■ **What is required**
Write the material out again, line by line, exactly as it is.

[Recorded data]
######
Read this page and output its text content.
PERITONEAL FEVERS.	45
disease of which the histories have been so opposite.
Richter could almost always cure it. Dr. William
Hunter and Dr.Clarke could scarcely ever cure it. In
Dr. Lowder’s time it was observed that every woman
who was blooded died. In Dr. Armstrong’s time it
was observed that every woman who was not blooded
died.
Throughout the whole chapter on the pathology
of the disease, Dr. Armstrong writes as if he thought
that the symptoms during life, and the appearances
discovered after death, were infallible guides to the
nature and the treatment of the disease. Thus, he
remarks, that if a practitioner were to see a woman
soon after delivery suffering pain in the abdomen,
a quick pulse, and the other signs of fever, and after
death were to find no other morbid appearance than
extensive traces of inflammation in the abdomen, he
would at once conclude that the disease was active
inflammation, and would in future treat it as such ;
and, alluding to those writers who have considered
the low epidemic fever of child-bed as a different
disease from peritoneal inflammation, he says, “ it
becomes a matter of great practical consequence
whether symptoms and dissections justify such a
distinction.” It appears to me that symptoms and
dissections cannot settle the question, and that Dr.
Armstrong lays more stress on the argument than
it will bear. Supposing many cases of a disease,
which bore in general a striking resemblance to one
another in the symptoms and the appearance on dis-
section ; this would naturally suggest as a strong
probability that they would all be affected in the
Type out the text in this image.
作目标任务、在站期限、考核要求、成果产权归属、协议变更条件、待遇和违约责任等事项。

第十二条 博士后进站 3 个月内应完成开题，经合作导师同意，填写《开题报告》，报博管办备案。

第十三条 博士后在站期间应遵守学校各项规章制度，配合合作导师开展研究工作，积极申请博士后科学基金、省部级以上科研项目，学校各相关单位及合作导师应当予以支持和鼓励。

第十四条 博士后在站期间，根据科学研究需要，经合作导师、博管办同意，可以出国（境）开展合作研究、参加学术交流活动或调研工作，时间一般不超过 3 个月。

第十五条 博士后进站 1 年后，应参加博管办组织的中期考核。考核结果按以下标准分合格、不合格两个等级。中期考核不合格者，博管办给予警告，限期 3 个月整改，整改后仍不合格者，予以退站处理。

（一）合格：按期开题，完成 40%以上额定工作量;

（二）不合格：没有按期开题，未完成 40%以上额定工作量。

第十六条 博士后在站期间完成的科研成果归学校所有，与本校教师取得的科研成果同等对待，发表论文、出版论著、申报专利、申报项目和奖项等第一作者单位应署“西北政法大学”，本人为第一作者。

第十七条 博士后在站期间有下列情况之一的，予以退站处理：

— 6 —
######
■ **Solution to this exercise**
Read this page and output its text content.
PERITONEAL FEVERS.	45
disease of which the histories have been so opposite.
Richter could almost always cure it. Dr. William
Hunter and Dr.Clarke could scarcely ever cure it. In
Dr. Lowder’s time it was observed that every woman
who was blooded died. In Dr. Armstrong’s time it
was observed that every woman who was not blooded
died.
Throughout the whole chapter on the pathology
of the disease, Dr. Armstrong writes as if he thought
that the symptoms during life, and the appearances
discovered after death, were infallible guides to the
nature and the treatment of the disease. Thus, he
remarks, that if a practitioner were to see a woman
soon after delivery suffering pain in the abdomen,
a quick pulse, and the other signs of fever, and after
death were to find no other morbid appearance than
extensive traces of inflammation in the abdomen, he
would at once conclude that the disease was active
inflammation, and would in future treat it as such ;
and, alluding to those writers who have considered
the low epidemic fever of child-bed as a different
disease from peritoneal inflammation, he says, “ it
becomes a matter of great practical consequence
whether symptoms and dissections justify such a
distinction.” It appears to me that symptoms and
dissections cannot settle the question, and that Dr.
Armstrong lays more stress on the argument than
it will bear. Supposing many cases of a disease,
which bore in general a striking resemblance to one
another in the symptoms and the appearance on dis-
section ; this would naturally suggest as a strong
probability that they would all be affected in the
Type out the text in this image.
作目标任务、在站期限、考核要求、成果产权归属、协议变更条件、待遇和违约责任等事项。

第十二条 博士后进站 3 个月内应完成开题，经合作导师同意，填写《开题报告》，报博管办备案。

第十三条 博士后在站期间应遵守学校各项规章制度，配合合作导师开展研究工作，积极申请博士后科学基金、省部级以上科研项目，学校各相关单位及合作导师应当予以支持和鼓励。

第十四条 博士后在站期间，根据科学研究需要，经合作导师、博管办同意，可以出国（境）开展合作研究、参加学术交流活动或调研工作，时间一般不超过 3 个月。

第十五条 博士后进站 1 年后，应参加博管办组织的中期考核。考核结果按以下标准分合格、不合格两个等级。中期考核不合格者，博管办给予警告，限期 3 个月整改，整改后仍不合格者，予以退站处理。

（一）合格：按期开题，完成 40%以上额定工作量;

（二）不合格：没有按期开题，未完成 40%以上额定工作量。

第十六条 博士后在站期间完成的科研成果归学校所有，与本校教师取得的科研成果同等对待，发表论文、出版论著、申报专利、申报项目和奖项等第一作者单位应署“西北政法大学”，本人为第一作者。

第十七条 博士后在站期间有下列情况之一的，予以退站处理：

— 6 —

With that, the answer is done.